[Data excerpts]
___

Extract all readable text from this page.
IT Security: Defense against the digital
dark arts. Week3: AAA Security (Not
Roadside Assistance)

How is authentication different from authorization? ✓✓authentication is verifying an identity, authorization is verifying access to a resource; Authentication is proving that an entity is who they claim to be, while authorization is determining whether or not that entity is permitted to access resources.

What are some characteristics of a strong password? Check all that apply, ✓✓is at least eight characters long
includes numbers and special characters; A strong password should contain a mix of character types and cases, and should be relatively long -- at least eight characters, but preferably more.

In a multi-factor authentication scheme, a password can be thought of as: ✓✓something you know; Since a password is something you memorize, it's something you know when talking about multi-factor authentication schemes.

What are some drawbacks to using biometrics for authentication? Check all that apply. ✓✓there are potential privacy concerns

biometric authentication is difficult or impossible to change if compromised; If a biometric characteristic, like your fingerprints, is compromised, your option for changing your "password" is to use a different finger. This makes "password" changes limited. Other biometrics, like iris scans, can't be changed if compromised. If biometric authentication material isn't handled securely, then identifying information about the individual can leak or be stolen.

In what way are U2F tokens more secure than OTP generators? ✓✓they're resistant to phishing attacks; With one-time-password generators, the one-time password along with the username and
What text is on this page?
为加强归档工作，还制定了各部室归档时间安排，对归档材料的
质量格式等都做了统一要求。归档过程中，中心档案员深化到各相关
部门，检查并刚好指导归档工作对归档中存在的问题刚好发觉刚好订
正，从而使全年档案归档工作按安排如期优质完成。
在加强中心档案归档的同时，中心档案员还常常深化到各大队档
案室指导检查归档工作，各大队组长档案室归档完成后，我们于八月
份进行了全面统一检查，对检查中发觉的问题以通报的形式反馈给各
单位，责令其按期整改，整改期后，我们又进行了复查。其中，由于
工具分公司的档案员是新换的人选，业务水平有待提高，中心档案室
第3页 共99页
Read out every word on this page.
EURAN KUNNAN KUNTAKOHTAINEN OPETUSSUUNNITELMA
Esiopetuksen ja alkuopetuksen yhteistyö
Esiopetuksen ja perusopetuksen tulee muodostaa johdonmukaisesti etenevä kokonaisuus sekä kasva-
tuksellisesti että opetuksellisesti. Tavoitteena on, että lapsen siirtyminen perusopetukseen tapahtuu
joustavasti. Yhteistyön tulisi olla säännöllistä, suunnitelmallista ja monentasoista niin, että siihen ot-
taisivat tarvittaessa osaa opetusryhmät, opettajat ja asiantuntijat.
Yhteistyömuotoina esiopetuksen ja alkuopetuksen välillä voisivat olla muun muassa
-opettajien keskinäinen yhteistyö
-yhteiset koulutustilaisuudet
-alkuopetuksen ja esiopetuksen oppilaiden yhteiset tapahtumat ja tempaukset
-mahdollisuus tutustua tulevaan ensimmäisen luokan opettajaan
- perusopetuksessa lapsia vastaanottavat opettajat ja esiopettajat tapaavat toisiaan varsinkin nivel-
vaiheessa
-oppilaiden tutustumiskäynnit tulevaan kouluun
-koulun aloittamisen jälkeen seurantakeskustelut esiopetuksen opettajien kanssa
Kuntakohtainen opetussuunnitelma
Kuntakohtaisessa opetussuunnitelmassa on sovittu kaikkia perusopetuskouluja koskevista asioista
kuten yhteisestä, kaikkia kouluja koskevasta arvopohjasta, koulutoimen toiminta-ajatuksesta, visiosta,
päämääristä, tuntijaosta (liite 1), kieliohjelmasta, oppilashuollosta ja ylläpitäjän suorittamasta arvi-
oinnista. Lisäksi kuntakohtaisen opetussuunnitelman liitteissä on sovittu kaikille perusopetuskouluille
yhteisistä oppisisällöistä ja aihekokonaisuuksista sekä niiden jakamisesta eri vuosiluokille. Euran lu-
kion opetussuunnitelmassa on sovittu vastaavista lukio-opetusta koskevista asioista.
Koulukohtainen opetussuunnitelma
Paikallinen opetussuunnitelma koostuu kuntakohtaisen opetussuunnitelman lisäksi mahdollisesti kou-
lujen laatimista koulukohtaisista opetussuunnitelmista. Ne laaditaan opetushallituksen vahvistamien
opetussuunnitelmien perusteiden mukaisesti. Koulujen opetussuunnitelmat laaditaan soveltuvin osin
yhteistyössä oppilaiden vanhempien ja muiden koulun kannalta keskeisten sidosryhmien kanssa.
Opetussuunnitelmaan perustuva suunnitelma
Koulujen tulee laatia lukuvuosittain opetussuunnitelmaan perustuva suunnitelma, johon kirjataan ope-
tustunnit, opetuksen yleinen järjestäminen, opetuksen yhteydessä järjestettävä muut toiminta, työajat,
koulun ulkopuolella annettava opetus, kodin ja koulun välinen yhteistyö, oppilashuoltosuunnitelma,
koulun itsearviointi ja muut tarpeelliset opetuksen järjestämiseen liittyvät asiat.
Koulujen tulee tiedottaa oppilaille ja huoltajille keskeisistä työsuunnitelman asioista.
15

___

#### DO THIS
What is the number of lines that hold the string "yhteiset"? Give it alone.

#### EXPECTED ANSWER
2